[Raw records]
-------------------------
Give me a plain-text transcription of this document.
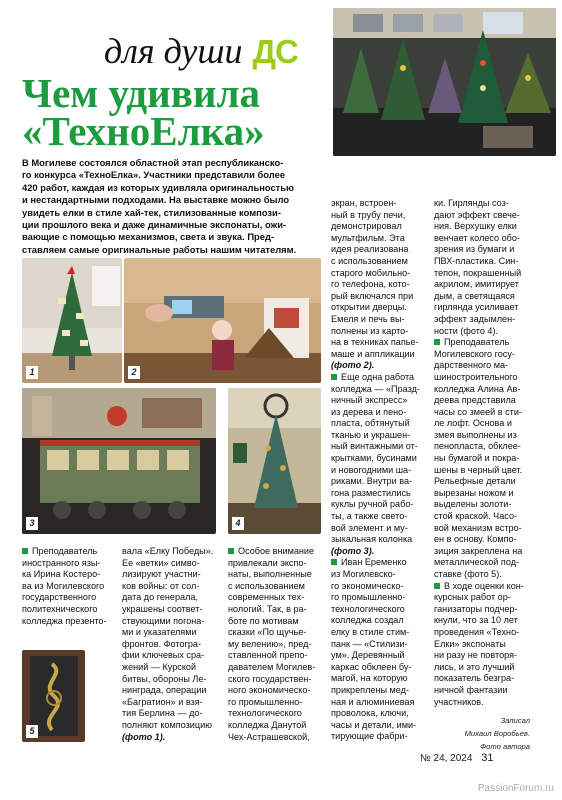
для души ДС
Чем удивила
«ТехноЕлка»
В Могилеве состоялся областной этап республиканско-
го конкурса «ТехноЕлка». Участники представили более
420 работ, каждая из которых удивляла оригинальностью
и нестандартными подходами. На выставке можно было
увидеть елки в стиле хай-тек, стилизованные компози-
ции прошлого века и даже динамичные экспонаты, ожи-
вающие с помощью механизмов, света и звука. Пред-
ставляем самые оригинальные работы нашим читателям.
1	2
3	4
5
Преподаватель
иностранного язы-
ка Ирина Костеро-
ва из Могилевского
государственного
политехнического
колледжа презенто-
вала «Елку Победы».
Ее «ветки» симво-
лизируют участни-
ков войны: от сол-
дата до генерала,
украшены соответ-
ствующими погона-
ми и указателями
фронтов. Фотогра-
фии ключевых сра-
жений — Курской
битвы, обороны Ле-
нинграда, операции
«Багратион» и взя-
тия Берлина — до-
полняют композицию
(фото 1).
Особое внимание
привлекали экспо-
наты, выполненные
с использованием
современных тех-
нологий. Так, в ра-
боте по мотивам
сказки «По щучье-
му велению», пред-
ставленной препо-
давателем Могилев-
ского государствен-
ного экономическо-
го промышленно-
технологического
колледжа Данутой
Чех-Астрашевской,
экран, встроен-
ный в трубу печи,
демонстрировал
мультфильм. Эта
идея реализована
с использованием
старого мобильно-
го телефона, кото-
рый включался при
открытии дверцы.
Емеля и печь вы-
полнены из карто-
на в техниках папье-
маше и аппликации
(фото 2).
Еще одна работа
колледжа — «Празд-
ничный экспресс»
из дерева и пено-
пласта, обтянутый
тканью и украшен-
ный винтажными от-
крытками, бусинами
и новогодними ша-
риками. Внутри ва-
гона разместились
куклы ручной рабо-
ты, а также свето-
вой элемент и му-
зыкальная колонка
(фото 3).
Иван Еременко
из Могилевско-
го экономическо-
го промышленно-
технологического
колледжа создал
елку в стиле стим-
панк — «Стилизи-
ум». Деревянный
каркас обклеен бу-
магой, на которую
прикреплены мед-
ная и алюминиевая
проволока, ключи,
часы и детали, ими-
тирующие фабри-
ки. Гирлянды соз-
дают эффект свече-
ния. Верхушку елки
венчает колесо обо-
зрения из бумаги и
ПВХ-пластика. Син-
тепон, покрашенный
акрилом, имитирует
дым, а светящаяся
гирлянда усиливает
эффект задымлен-
ности (фото 4).
Преподаватель
Могилевского госу-
дарственного ма-
шиностроительного
колледжа Алина Ав-
деева представила
часы со змеей в сти-
ле лофт. Основа и
змея выполнены из
пенопласта, обклее-
ны бумагой и покра-
шены в черный цвет.
Рельефные детали
вырезаны ножом и
выделены золоти-
стой краской. Часо-
вой механизм встро-
ен в основу. Компо-
зиция закреплена на
металлической под-
ставке (фото 5).
В ходе оценки кон-
курсных работ ор-
ганизаторы подчер-
кнули, что за 10 лет
проведения «Техно-
Елки» экспонаты
ни разу не повторя-
лись, и это лучший
показатель безгра-
ничной фантазии
участников.
Записал
Михаил Воробьев.
Фото автора
№ 24, 2024 31
PassionForum.ru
-------------------------
Copy every entry exactly as written. Pictures are excluded.

◆ Result for this task:
Give me a plain-text transcription of this document.
для души ДС
Чем удивила
«ТехноЕлка»
В Могилеве состоялся областной этап республиканско-
го конкурса «ТехноЕлка». Участники представили более
420 работ, каждая из которых удивляла оригинальностью
и нестандартными подходами. На выставке можно было
увидеть елки в стиле хай-тек, стилизованные компози-
ции прошлого века и даже динамичные экспонаты, ожи-
вающие с помощью механизмов, света и звука. Пред-
ставляем самые оригинальные работы нашим читателям.
1	2
3	4
5
Преподаватель
иностранного язы-
ка Ирина Костеро-
ва из Могилевского
государственного
политехнического
колледжа презенто-
вала «Елку Победы».
Ее «ветки» симво-
лизируют участни-
ков войны: от сол-
дата до генерала,
украшены соответ-
ствующими погона-
ми и указателями
фронтов. Фотогра-
фии ключевых сра-
жений — Курской
битвы, обороны Ле-
нинграда, операции
«Багратион» и взя-
тия Берлина — до-
полняют композицию
(фото 1).
Особое внимание
привлекали экспо-
наты, выполненные
с использованием
современных тех-
нологий. Так, в ра-
боте по мотивам
сказки «По щучье-
му велению», пред-
ставленной препо-
давателем Могилев-
ского государствен-
ного экономическо-
го промышленно-
технологического
колледжа Данутой
Чех-Астрашевской,
экран, встроен-
ный в трубу печи,
демонстрировал
мультфильм. Эта
идея реализована
с использованием
старого мобильно-
го телефона, кото-
рый включался при
открытии дверцы.
Емеля и печь вы-
полнены из карто-
на в техниках папье-
маше и аппликации
(фото 2).
Еще одна работа
колледжа — «Празд-
ничный экспресс»
из дерева и пено-
пласта, обтянутый
тканью и украшен-
ный винтажными от-
крытками, бусинами
и новогодними ша-
риками. Внутри ва-
гона разместились
куклы ручной рабо-
ты, а также свето-
вой элемент и му-
зыкальная колонка
(фото 3).
Иван Еременко
из Могилевско-
го экономическо-
го промышленно-
технологического
колледжа создал
елку в стиле стим-
панк — «Стилизи-
ум». Деревянный
каркас обклеен бу-
магой, на которую
прикреплены мед-
ная и алюминиевая
проволока, ключи,
часы и детали, ими-
тирующие фабри-
ки. Гирлянды соз-
дают эффект свече-
ния. Верхушку елки
венчает колесо обо-
зрения из бумаги и
ПВХ-пластика. Син-
тепон, покрашенный
акрилом, имитирует
дым, а светящаяся
гирлянда усиливает
эффект задымлен-
ности (фото 4).
Преподаватель
Могилевского госу-
дарственного ма-
шиностроительного
колледжа Алина Ав-
деева представила
часы со змеей в сти-
ле лофт. Основа и
змея выполнены из
пенопласта, обклее-
ны бумагой и покра-
шены в черный цвет.
Рельефные детали
вырезаны ножом и
выделены золоти-
стой краской. Часо-
вой механизм встро-
ен в основу. Компо-
зиция закреплена на
металлической под-
ставке (фото 5).
В ходе оценки кон-
курсных работ ор-
ганизаторы подчер-
кнули, что за 10 лет
проведения «Техно-
Елки» экспонаты
ни разу не повторя-
лись, и это лучший
показатель безгра-
ничной фантазии
участников.
Записал
Михаил Воробьев.
Фото автора
№ 24, 2024 31
PassionForum.ru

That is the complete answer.